▸ **TASK PROMPT**:
Return every line of the data below word for word, but leave out the pictures.

(Annotated region listings)
-*-

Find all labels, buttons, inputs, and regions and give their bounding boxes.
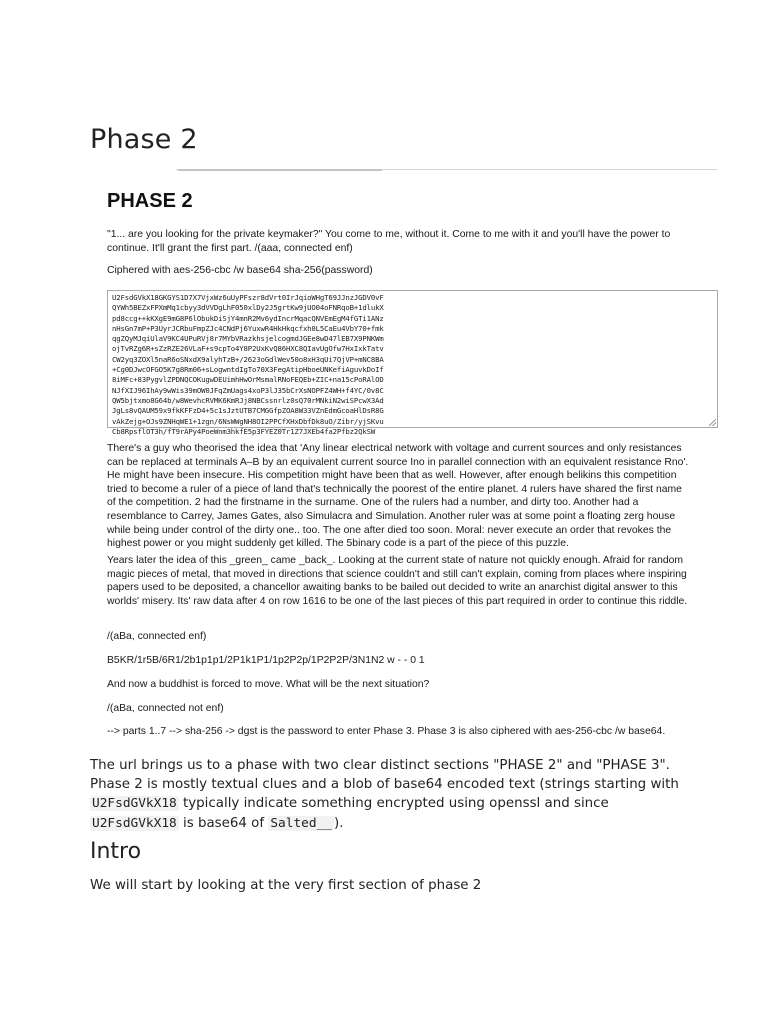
phase-heading: PHASE 2 [107, 190, 193, 212]
explanation-text: is base64 of [178, 815, 269, 831]
keymaker-quote: "1... are you looking for the private keymaker?" You come to me, without it. Come to me with it and you'll have the power to continue. It'll grant the first part. /(aaa, connected enf) [107, 229, 671, 254]
inline-code-prefix: U2FsdGVkX18 [92, 796, 177, 812]
explanation-paragraph [90, 756, 690, 833]
cipher-description: Ciphered with aes-256-cbc /w base64 sha-256(password) [107, 265, 373, 276]
buddhist-question: And now a buddhist is forced to move. What will be the next situation? [107, 679, 430, 690]
phase-screenshot [90, 162, 718, 740]
bitcoin-clue-paragraph: Years later the idea of this _green_ came _back_. Looking at the current state of nature not quickly enough. Afraid for random magic pieces of metal, that moved in directions that science couldn't and still can't explain, coming from places where inspiring papers used to be deposited, a chancellor awaiting banks to be bailed out decided to write an anarchist digital answer to this worlds' misery. Its' raw data after 4 on row 1616 to be one of the last pieces of this part required in order to continue this riddle. [107, 555, 688, 607]
signature-connected-enf: /(aBa, connected enf) [107, 631, 207, 642]
norton-clue-paragraph: There's a guy who theorised the idea that 'Any linear electrical network with voltage and current sources and only resistances can be replaced at terminals A–B by an equivalent current source Ino in parallel connection with an equivalent resistance Rno'. He might have been insecure. His competition might have been that as well. However, after enough belikins this competition tried to become a ruler of a piece of land that's technically the poorest of the entire planet. 4 rulers have shared the first name of the competition. 2 had the firstname in the surname. One of the rulers had a number, and dirty too. Another had a resemblance to Carrey, James Gates, also Simulacra and Simulation. Another ruler was at some point a floating zerg house while being under control of the dirty one.. too. The one after died too soon. Moral: never execute an order that revokes the highest power or you might suddenly get killed. The 5binary code is a part of the piece of this puzzle. [107, 443, 689, 550]
cipher-line: U2FsdGVkX18GKGYS1D7X7VjxWz6uUyPFszr8dVrt0IrJqioWHgT69JJnzJGDV0vF [112, 293, 384, 302]
inline-code-prefix: U2FsdGVkX18 [92, 815, 177, 831]
cipher-line: JgLs8vQAUM59x9fkKFFzD4+5c1sJztUTB7CMGGfpZOA8W33VZnEdmGcoaHlDsR8G [112, 406, 384, 416]
cipher-line: vAkZejg+OJs9ZNHqWE1+1zgn/6NsWWgNH8OI2PPCfXHxDbfDk8uO/Zibr/yjSKvu [112, 416, 384, 426]
explanation-text: typically indicate something encrypted using openssl and since [178, 796, 609, 812]
page-title: Phase 2 [90, 124, 198, 155]
intro-heading: Intro [90, 839, 142, 864]
cipher-line: nHsGn7mP+P3UyrJCRbuFmpZJc4CNdPj6YuxwR4HkHkqcfxh0L5CaEu4VbY70+fmk [112, 323, 384, 333]
explanation-text: ). [333, 815, 344, 831]
cipher-line: QW5bjtxmo8G64b/w8WevhcRVMK6KmRJj8NBCssnrlz0sQ70rMNkiN2wiSPcwX3Ad [112, 395, 384, 405]
signature-connected-not-enf: /(aBa, connected not enf) [107, 703, 224, 714]
cipher-line: +Cg0DJwcOFGO5K7g8Rm06+sLogwntdIgTo70X3FegAtipHboeUNKefiAguvkDoIf [112, 365, 384, 375]
cipher-line: CW2yq3ZOXl5naR6oSNxdX9alyhTzB+/2623oGdlWev50o8xH3qUi7QjVP+mNC8BA [112, 354, 384, 364]
cipher-line: Cb8RpsflOT3h/fT9rAPy4PoeWnm3hkfE5p3FYEZ0Tr1Z7JXEb4fa2Pfbz2QkSW [112, 426, 376, 436]
intro-text: We will start by looking at the very first section of phase 2 [90, 878, 482, 893]
cipher-line: ojTvRZg6R+sZzRZE26VLaF+s9cpTo4Y8P2UxKvQ86HXC8QIavUgOfw7HxIxkTatv [112, 344, 384, 354]
explanation-text: The url brings us to a phase with two clear distinct sections "PHASE 2" and "PHASE 3". Phase 2 is mostly textual clues and a blob of base64 encoded text (strings starting with [90, 758, 679, 793]
resize-grip-icon[interactable] [709, 419, 716, 426]
screenshot-header-underline [178, 169, 382, 171]
cipher-line: QYWh5BEZxFPXmMq1cbyy3dVVDgLhF050xlDy2J5grtKw9jUO04oFNRqoB+1dlukX [112, 303, 384, 313]
cipher-textarea[interactable] [107, 290, 718, 436]
cipher-line: 8iMFc+83PygvlZPDNQCOKugwDEUimhHwOrMsmalRNoFEQEb+ZIC+na15cPoRAlOD [112, 375, 384, 385]
chess-fen-string: B5KR/1r5B/6R1/2b1p1p1/2P1k1P1/1p2P2p/1P2P2P/3N1N2 w - - 0 1 [107, 655, 425, 666]
cipher-line: pd8ccg++kKXgE9mG8P6lObukDiSjY4mnR2Mv6ydIncrMqacQNVEmEgM4fGTi1ANz [112, 313, 384, 323]
cipher-line: qgZQyMJqiUlaV9KC4UPuRVj8r7MYbVRazkhsjelcogmdJGEe8wD47lEB7X9PNKWm [112, 334, 384, 344]
inline-code-salted: Salted__ [270, 815, 332, 831]
cipher-line: NJfXIJ96IhAy9wWis39mOW0JFqZmUags4xoP3lJ35bCrXsNOPFZ4WH+f4YC/0v8C [112, 385, 384, 395]
parts-instruction: --> parts 1..7 --> sha-256 -> dgst is the password to enter Phase 3. Phase 3 is also ciphered with aes-256-cbc /w base64. [107, 726, 666, 737]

-*-

▸ **EXERCISE RESULT**:
Find all labels, buttons, inputs, and regions and give their bounding boxes.
phase-heading: PHASE 2 [107, 190, 193, 212]
explanation-text: is base64 of [178, 815, 269, 831]
keymaker-quote: "1... are you looking for the private keymaker?" You come to me, without it. Come to me with it and you'll have the power to continue. It'll grant the first part. /(aaa, connected enf) [107, 229, 671, 254]
inline-code-prefix: U2FsdGVkX18 [92, 796, 177, 812]
explanation-paragraph [90, 756, 690, 833]
cipher-description: Ciphered with aes-256-cbc /w base64 sha-256(password) [107, 265, 373, 276]
buddhist-question: And now a buddhist is forced to move. What will be the next situation? [107, 679, 430, 690]
phase-screenshot [90, 162, 718, 740]
bitcoin-clue-paragraph: Years later the idea of this _green_ came _back_. Looking at the current state of nature not quickly enough. Afraid for random magic pieces of metal, that moved in directions that science couldn't and still can't explain, coming from places where inspiring papers used to be deposited, a chancellor awaiting banks to be bailed out decided to write an anarchist digital answer to this worlds' misery. Its' raw data after 4 on row 1616 to be one of the last pieces of this part required in order to continue this riddle. [107, 555, 688, 607]
signature-connected-enf: /(aBa, connected enf) [107, 631, 207, 642]
norton-clue-paragraph: There's a guy who theorised the idea that 'Any linear electrical network with voltage and current sources and only resistances can be replaced at terminals A–B by an equivalent current source Ino in parallel connection with an equivalent resistance Rno'. He might have been insecure. His competition might have been that as well. However, after enough belikins this competition tried to become a ruler of a piece of land that's technically the poorest of the entire planet. 4 rulers have shared the first name of the competition. 2 had the firstname in the surname. One of the rulers had a number, and dirty too. Another had a resemblance to Carrey, James Gates, also Simulacra and Simulation. Another ruler was at some point a floating zerg house while being under control of the dirty one.. too. The one after died too soon. Moral: never execute an order that revokes the highest power or you might suddenly get killed. The 5binary code is a part of the piece of this puzzle. [107, 443, 689, 550]
cipher-line: U2FsdGVkX18GKGYS1D7X7VjxWz6uUyPFszr8dVrt0IrJqioWHgT69JJnzJGDV0vF [112, 293, 384, 302]
inline-code-prefix: U2FsdGVkX18 [92, 815, 177, 831]
cipher-line: JgLs8vQAUM59x9fkKFFzD4+5c1sJztUTB7CMGGfpZOA8W33VZnEdmGcoaHlDsR8G [112, 406, 384, 416]
cipher-line: vAkZejg+OJs9ZNHqWE1+1zgn/6NsWWgNH8OI2PPCfXHxDbfDk8uO/Zibr/yjSKvu [112, 416, 384, 426]
explanation-text: typically indicate something encrypted using openssl and since [178, 796, 609, 812]
page-title: Phase 2 [90, 124, 198, 155]
intro-heading: Intro [90, 839, 142, 864]
cipher-line: nHsGn7mP+P3UyrJCRbuFmpZJc4CNdPj6YuxwR4HkHkqcfxh0L5CaEu4VbY70+fmk [112, 323, 384, 333]
explanation-text: ). [333, 815, 344, 831]
cipher-line: QW5bjtxmo8G64b/w8WevhcRVMK6KmRJj8NBCssnrlz0sQ70rMNkiN2wiSPcwX3Ad [112, 395, 384, 405]
signature-connected-not-enf: /(aBa, connected not enf) [107, 703, 224, 714]
cipher-line: +Cg0DJwcOFGO5K7g8Rm06+sLogwntdIgTo70X3FegAtipHboeUNKefiAguvkDoIf [112, 365, 384, 375]
cipher-line: CW2yq3ZOXl5naR6oSNxdX9alyhTzB+/2623oGdlWev50o8xH3qUi7QjVP+mNC8BA [112, 354, 384, 364]
cipher-line: Cb8RpsflOT3h/fT9rAPy4PoeWnm3hkfE5p3FYEZ0Tr1Z7JXEb4fa2Pfbz2QkSW [112, 426, 376, 436]
intro-text: We will start by looking at the very first section of phase 2 [90, 878, 482, 893]
cipher-line: ojTvRZg6R+sZzRZE26VLaF+s9cpTo4Y8P2UxKvQ86HXC8QIavUgOfw7HxIxkTatv [112, 344, 384, 354]
explanation-text: The url brings us to a phase with two clear distinct sections "PHASE 2" and "PHASE 3". Phase 2 is mostly textual clues and a blob of base64 encoded text (strings starting with [90, 758, 679, 793]
resize-grip-icon[interactable] [709, 419, 716, 426]
screenshot-header-underline [178, 169, 382, 171]
cipher-line: QYWh5BEZxFPXmMq1cbyy3dVVDgLhF050xlDy2J5grtKw9jUO04oFNRqoB+1dlukX [112, 303, 384, 313]
cipher-textarea[interactable] [107, 290, 718, 436]
cipher-line: 8iMFc+83PygvlZPDNQCOKugwDEUimhHwOrMsmalRNoFEQEb+ZIC+na15cPoRAlOD [112, 375, 384, 385]
chess-fen-string: B5KR/1r5B/6R1/2b1p1p1/2P1k1P1/1p2P2p/1P2P2P/3N1N2 w - - 0 1 [107, 655, 425, 666]
cipher-line: pd8ccg++kKXgE9mG8P6lObukDiSjY4mnR2Mv6ydIncrMqacQNVEmEgM4fGTi1ANz [112, 313, 384, 323]
cipher-line: qgZQyMJqiUlaV9KC4UPuRVj8r7MYbVRazkhsjelcogmdJGEe8wD47lEB7X9PNKWm [112, 334, 384, 344]
inline-code-salted: Salted__ [270, 815, 332, 831]
cipher-line: NJfXIJ96IhAy9wWis39mOW0JFqZmUags4xoP3lJ35bCrXsNOPFZ4WH+f4YC/0v8C [112, 385, 384, 395]
parts-instruction: --> parts 1..7 --> sha-256 -> dgst is the password to enter Phase 3. Phase 3 is also ciphered with aes-256-cbc /w base64. [107, 726, 666, 737]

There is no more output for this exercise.